begin DATA PROVIDED

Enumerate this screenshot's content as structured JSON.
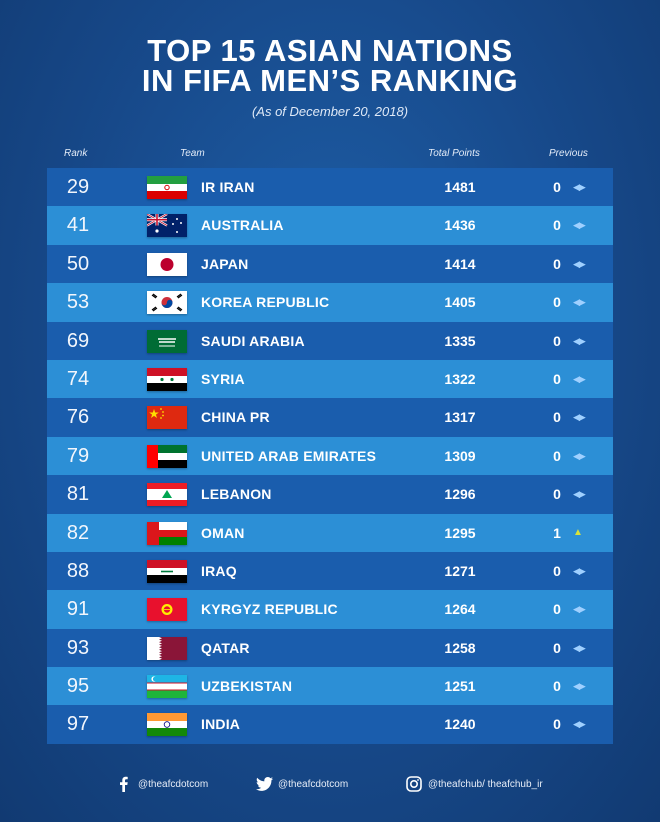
{
  "title_line1": "TOP 15 ASIAN NATIONS",
  "title_line2": "IN FIFA MEN’S  RANKING",
  "subtitle": "(As of December 20, 2018)",
  "headers": {
    "rank": "Rank",
    "team": "Team",
    "points": "Total Points",
    "previous": "Previous"
  },
  "rows": [
    {
      "rank": "29",
      "team": "IR IRAN",
      "points": "1481",
      "previous": "0",
      "move": "◀▶"
    },
    {
      "rank": "41",
      "team": "AUSTRALIA",
      "points": "1436",
      "previous": "0",
      "move": "◀▶"
    },
    {
      "rank": "50",
      "team": "JAPAN",
      "points": "1414",
      "previous": "0",
      "move": "◀▶"
    },
    {
      "rank": "53",
      "team": "KOREA REPUBLIC",
      "points": "1405",
      "previous": "0",
      "move": "◀▶"
    },
    {
      "rank": "69",
      "team": "SAUDI ARABIA",
      "points": "1335",
      "previous": "0",
      "move": "◀▶"
    },
    {
      "rank": "74",
      "team": "SYRIA",
      "points": "1322",
      "previous": "0",
      "move": "◀▶"
    },
    {
      "rank": "76",
      "team": "CHINA PR",
      "points": "1317",
      "previous": "0",
      "move": "◀▶"
    },
    {
      "rank": "79",
      "team": "UNITED ARAB EMIRATES",
      "points": "1309",
      "previous": "0",
      "move": "◀▶"
    },
    {
      "rank": "81",
      "team": "LEBANON",
      "points": "1296",
      "previous": "0",
      "move": "◀▶"
    },
    {
      "rank": "82",
      "team": "OMAN",
      "points": "1295",
      "previous": "1",
      "move": "▲"
    },
    {
      "rank": "88",
      "team": "IRAQ",
      "points": "1271",
      "previous": "0",
      "move": "◀▶"
    },
    {
      "rank": "91",
      "team": "KYRGYZ REPUBLIC",
      "points": "1264",
      "previous": "0",
      "move": "◀▶"
    },
    {
      "rank": "93",
      "team": "QATAR",
      "points": "1258",
      "previous": "0",
      "move": "◀▶"
    },
    {
      "rank": "95",
      "team": "UZBEKISTAN",
      "points": "1251",
      "previous": "0",
      "move": "◀▶"
    },
    {
      "rank": "97",
      "team": "INDIA",
      "points": "1240",
      "previous": "0",
      "move": "◀▶"
    }
  ],
  "footer": {
    "facebook": "@theafcdotcom",
    "twitter": "@theafcdotcom",
    "instagram": "@theafchub/ theafchub_ir"
  },
  "colors": {
    "row_dark": "#1a5dad",
    "row_light": "#2c8fd6",
    "arrow_same": "#9fd0ff",
    "arrow_up": "#d8e23a"
  }
}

end DATA PROVIDED

Return solely the number of lines in the data that include the word "theafcdotcom".

SOLUTION TO THIS PROBLEM -
2